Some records
= = = =
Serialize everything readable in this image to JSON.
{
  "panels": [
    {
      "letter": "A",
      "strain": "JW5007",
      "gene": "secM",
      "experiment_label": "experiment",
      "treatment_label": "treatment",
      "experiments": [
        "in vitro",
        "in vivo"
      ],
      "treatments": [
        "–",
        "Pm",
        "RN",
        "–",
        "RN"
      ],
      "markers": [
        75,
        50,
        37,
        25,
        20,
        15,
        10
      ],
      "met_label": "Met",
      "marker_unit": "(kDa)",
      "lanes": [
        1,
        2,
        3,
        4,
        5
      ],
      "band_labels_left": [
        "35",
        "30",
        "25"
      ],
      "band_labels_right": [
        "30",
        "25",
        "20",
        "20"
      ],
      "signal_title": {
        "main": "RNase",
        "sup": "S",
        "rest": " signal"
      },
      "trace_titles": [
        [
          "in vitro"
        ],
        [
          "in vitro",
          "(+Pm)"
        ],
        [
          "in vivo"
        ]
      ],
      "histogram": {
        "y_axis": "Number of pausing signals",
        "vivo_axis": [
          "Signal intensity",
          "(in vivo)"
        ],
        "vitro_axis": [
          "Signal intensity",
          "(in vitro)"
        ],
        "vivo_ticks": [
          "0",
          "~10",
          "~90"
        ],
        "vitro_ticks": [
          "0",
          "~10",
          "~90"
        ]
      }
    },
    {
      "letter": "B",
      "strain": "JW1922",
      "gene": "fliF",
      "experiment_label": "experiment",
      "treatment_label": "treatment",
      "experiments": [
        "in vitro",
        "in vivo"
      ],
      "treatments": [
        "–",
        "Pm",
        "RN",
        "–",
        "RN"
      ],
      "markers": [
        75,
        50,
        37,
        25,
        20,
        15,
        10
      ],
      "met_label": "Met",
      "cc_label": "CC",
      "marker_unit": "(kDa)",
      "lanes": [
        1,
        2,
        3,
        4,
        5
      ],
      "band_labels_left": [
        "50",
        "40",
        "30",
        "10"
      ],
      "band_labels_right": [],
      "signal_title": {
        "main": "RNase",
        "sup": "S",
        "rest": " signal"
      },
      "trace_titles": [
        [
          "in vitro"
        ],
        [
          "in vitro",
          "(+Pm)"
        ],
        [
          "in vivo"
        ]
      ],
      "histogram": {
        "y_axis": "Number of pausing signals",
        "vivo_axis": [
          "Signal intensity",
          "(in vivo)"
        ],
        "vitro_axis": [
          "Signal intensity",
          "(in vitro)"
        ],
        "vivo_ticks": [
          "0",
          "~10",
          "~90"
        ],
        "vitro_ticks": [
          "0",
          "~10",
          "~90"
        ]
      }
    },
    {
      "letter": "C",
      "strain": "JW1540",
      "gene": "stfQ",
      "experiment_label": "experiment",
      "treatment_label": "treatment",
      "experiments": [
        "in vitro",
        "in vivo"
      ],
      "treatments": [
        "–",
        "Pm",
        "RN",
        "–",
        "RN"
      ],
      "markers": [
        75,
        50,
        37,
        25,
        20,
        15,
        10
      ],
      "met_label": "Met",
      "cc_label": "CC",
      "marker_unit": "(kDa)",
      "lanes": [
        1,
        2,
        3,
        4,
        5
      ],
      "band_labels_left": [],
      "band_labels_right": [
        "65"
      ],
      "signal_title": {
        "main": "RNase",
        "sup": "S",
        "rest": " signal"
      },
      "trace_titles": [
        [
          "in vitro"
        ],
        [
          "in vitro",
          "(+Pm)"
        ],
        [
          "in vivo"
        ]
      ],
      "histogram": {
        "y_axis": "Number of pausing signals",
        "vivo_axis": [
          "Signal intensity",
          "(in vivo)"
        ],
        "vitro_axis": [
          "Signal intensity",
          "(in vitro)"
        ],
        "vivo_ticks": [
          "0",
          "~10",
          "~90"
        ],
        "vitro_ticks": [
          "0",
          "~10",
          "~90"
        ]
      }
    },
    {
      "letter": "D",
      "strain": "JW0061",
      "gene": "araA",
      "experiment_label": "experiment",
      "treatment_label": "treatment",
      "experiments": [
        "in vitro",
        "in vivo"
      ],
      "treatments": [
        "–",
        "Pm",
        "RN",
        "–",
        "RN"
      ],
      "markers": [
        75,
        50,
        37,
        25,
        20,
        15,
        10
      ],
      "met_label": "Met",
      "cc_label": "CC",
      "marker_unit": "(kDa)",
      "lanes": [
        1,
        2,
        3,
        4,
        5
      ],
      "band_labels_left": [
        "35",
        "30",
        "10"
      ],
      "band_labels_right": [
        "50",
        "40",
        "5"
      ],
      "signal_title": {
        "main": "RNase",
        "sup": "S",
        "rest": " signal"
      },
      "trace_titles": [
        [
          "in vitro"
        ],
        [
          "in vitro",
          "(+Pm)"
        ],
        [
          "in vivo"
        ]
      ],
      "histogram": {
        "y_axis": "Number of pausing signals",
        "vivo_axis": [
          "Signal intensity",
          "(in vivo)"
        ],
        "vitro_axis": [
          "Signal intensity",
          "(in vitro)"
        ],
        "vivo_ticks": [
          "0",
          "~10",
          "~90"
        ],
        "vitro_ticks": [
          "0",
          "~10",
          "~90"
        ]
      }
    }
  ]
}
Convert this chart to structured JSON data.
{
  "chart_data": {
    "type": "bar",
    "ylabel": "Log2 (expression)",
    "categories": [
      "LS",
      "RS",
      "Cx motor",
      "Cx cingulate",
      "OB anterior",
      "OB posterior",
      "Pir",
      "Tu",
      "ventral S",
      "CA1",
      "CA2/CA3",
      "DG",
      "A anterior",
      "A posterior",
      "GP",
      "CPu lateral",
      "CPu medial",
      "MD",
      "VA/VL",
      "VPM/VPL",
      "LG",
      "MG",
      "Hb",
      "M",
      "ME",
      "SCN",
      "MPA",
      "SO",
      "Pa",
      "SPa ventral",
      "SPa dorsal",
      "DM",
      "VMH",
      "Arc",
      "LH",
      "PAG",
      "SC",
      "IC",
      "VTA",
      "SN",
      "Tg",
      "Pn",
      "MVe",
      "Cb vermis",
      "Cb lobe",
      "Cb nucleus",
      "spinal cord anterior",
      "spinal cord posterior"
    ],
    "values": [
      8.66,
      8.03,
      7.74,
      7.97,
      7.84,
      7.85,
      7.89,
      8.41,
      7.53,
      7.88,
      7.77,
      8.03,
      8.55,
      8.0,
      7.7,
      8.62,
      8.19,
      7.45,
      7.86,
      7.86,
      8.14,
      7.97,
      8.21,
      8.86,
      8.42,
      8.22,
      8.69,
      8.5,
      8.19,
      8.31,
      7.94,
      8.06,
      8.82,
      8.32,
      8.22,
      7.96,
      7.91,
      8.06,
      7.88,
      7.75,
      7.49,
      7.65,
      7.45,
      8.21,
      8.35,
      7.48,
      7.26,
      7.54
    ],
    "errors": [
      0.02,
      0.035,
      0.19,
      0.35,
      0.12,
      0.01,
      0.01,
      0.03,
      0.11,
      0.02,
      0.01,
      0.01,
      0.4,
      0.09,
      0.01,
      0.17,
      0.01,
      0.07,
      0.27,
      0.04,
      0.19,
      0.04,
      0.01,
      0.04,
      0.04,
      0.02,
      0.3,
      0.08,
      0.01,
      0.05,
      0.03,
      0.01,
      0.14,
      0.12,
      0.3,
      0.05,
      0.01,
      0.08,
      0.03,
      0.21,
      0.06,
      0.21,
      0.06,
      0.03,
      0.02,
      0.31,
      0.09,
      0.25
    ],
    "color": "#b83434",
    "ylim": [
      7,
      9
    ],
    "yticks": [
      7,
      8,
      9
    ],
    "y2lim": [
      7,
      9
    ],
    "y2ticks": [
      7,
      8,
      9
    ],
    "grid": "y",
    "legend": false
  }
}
= = = =
Given request
Gather all lines of the records that include the word "JSON".

The answer
Serialize everything readable in this image to JSON.
Convert this chart to structured JSON data.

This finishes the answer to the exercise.